**Directive:**
Lines holding the string "Vernaison" are the ones to copy; find them all in the data.

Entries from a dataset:
__________

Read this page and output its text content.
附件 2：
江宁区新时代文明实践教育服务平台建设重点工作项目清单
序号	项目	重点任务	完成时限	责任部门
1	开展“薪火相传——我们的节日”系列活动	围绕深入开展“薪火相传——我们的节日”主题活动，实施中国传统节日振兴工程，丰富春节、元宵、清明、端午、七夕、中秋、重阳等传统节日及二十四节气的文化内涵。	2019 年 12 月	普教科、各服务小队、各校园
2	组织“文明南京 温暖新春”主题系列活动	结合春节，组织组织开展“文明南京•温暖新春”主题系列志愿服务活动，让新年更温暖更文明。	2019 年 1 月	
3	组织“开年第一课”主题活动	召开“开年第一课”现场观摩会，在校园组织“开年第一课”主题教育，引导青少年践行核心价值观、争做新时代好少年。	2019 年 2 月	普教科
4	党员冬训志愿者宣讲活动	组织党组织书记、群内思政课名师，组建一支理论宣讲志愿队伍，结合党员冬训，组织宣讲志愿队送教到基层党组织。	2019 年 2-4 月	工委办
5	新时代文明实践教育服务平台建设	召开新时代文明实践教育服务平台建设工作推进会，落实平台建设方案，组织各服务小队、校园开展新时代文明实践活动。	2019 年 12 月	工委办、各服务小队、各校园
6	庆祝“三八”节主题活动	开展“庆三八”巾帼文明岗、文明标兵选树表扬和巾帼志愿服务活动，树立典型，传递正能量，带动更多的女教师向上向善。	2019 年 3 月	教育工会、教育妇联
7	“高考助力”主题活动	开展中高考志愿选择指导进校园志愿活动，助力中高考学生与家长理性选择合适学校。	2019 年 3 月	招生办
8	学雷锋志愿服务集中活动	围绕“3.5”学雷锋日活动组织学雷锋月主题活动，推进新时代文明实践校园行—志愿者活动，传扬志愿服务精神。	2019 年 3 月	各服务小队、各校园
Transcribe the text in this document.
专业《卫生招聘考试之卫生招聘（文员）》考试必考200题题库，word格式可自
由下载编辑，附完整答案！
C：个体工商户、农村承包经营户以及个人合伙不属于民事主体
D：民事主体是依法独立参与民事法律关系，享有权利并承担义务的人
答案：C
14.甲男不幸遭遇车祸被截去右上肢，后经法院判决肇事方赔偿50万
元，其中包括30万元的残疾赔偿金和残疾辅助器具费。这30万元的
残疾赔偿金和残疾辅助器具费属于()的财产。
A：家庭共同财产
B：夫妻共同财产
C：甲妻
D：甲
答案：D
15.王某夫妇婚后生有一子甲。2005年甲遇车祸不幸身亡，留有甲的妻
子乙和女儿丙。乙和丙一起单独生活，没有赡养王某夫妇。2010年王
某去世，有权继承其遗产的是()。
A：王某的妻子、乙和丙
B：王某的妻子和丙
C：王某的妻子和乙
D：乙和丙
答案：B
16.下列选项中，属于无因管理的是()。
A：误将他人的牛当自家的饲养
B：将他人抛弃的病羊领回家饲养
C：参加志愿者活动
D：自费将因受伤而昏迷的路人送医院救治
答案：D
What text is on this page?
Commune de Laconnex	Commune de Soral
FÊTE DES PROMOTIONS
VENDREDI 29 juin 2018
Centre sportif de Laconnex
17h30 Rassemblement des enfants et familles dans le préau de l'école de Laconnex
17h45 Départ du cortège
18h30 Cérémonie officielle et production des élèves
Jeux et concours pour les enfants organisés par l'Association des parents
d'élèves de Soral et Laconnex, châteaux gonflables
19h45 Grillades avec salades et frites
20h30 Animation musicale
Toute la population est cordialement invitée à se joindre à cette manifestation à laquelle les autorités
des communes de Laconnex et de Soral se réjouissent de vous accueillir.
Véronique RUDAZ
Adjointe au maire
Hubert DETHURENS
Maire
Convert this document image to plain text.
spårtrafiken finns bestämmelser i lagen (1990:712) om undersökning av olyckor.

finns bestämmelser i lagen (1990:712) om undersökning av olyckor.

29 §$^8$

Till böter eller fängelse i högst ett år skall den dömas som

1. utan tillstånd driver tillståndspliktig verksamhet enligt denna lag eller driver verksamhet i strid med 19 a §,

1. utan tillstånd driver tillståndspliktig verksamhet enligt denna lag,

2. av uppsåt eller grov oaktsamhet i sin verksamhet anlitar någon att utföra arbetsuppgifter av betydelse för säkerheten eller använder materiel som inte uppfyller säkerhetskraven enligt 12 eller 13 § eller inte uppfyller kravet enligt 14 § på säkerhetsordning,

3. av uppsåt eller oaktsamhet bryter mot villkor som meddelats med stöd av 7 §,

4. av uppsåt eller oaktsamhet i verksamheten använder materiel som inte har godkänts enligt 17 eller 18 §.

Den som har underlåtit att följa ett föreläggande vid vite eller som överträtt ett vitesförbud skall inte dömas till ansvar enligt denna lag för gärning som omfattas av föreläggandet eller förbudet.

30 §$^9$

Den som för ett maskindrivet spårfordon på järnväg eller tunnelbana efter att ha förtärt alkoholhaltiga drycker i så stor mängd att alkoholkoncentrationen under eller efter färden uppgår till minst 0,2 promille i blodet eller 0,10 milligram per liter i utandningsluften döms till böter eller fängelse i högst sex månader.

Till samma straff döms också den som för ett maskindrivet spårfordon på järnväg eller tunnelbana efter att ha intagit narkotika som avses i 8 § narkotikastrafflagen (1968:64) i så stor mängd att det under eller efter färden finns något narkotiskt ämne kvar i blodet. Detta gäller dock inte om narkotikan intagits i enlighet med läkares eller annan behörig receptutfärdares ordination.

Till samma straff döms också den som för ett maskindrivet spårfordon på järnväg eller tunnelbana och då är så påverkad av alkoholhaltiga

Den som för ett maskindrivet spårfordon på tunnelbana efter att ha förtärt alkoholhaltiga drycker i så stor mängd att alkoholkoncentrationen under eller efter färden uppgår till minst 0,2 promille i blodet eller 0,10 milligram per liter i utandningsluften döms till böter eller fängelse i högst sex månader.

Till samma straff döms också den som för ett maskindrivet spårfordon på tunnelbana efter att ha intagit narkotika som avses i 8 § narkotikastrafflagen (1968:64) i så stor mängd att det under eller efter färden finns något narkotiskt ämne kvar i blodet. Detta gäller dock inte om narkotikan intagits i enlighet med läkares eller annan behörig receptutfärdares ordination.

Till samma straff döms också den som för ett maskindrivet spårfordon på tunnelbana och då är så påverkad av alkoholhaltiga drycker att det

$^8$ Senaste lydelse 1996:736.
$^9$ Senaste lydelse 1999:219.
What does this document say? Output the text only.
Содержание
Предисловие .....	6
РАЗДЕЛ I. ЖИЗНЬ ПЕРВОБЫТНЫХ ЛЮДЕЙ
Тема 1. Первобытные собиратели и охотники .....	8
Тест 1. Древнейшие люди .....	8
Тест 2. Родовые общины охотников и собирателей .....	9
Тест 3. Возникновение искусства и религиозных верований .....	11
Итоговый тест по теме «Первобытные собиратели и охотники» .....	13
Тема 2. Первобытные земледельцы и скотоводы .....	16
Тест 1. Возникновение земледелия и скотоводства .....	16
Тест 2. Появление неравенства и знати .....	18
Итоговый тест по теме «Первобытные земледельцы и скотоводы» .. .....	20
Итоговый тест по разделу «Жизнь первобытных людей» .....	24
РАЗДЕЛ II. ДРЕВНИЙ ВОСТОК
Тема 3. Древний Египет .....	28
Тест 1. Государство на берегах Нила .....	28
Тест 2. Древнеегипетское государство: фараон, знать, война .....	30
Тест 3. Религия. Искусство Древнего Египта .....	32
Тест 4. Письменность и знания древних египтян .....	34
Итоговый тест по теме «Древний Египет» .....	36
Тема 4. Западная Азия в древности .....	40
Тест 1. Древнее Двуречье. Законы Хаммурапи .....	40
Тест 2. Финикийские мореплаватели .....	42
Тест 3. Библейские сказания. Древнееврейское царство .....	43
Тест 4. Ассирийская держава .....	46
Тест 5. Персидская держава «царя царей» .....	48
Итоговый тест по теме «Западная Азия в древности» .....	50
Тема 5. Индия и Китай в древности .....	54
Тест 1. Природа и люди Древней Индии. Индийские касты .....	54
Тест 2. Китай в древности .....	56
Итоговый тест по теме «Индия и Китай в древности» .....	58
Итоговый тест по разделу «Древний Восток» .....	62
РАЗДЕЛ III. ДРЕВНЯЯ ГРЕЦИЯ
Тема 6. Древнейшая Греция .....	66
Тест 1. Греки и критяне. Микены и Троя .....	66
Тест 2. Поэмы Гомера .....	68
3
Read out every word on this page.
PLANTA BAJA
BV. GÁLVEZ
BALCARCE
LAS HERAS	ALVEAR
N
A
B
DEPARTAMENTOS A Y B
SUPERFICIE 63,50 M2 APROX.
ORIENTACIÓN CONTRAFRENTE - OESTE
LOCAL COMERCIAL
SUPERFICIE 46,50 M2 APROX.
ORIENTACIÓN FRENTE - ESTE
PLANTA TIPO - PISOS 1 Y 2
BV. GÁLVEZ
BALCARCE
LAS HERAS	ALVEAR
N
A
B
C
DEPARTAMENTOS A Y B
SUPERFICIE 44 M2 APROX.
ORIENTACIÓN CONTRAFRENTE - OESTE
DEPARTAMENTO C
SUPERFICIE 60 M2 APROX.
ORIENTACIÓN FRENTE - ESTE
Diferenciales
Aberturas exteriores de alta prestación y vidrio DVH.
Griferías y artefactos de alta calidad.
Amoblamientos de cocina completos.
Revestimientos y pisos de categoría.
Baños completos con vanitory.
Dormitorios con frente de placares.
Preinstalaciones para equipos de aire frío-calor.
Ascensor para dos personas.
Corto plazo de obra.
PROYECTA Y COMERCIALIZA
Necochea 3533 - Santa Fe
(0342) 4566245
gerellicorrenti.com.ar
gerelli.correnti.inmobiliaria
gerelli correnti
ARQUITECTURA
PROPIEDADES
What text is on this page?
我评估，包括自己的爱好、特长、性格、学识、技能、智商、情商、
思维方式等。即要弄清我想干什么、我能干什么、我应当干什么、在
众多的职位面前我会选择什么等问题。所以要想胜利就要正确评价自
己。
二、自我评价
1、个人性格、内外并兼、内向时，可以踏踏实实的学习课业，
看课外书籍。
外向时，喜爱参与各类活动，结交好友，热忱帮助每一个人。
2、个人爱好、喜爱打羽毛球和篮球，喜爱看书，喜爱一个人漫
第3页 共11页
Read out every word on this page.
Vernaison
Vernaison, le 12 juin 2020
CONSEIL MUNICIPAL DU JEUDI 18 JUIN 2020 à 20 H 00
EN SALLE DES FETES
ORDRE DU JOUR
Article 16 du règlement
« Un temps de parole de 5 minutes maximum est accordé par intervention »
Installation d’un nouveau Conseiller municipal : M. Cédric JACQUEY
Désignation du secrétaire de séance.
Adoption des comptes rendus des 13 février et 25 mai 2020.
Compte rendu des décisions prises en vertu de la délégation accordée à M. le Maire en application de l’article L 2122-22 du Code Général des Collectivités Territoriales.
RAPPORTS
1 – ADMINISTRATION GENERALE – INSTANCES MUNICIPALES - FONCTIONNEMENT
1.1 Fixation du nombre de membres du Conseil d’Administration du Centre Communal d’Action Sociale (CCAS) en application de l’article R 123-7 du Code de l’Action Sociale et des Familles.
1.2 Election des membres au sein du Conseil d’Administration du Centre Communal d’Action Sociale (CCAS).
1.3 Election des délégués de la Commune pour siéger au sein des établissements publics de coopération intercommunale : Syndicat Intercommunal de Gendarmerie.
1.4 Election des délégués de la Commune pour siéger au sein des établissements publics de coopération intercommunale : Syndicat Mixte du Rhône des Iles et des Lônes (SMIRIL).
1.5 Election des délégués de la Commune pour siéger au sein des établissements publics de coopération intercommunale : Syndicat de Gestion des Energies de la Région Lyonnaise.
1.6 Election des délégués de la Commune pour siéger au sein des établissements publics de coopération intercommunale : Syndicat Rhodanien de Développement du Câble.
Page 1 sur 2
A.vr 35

__________

**Output for this task:**
Vernaison
Vernaison, le 12 juin 2020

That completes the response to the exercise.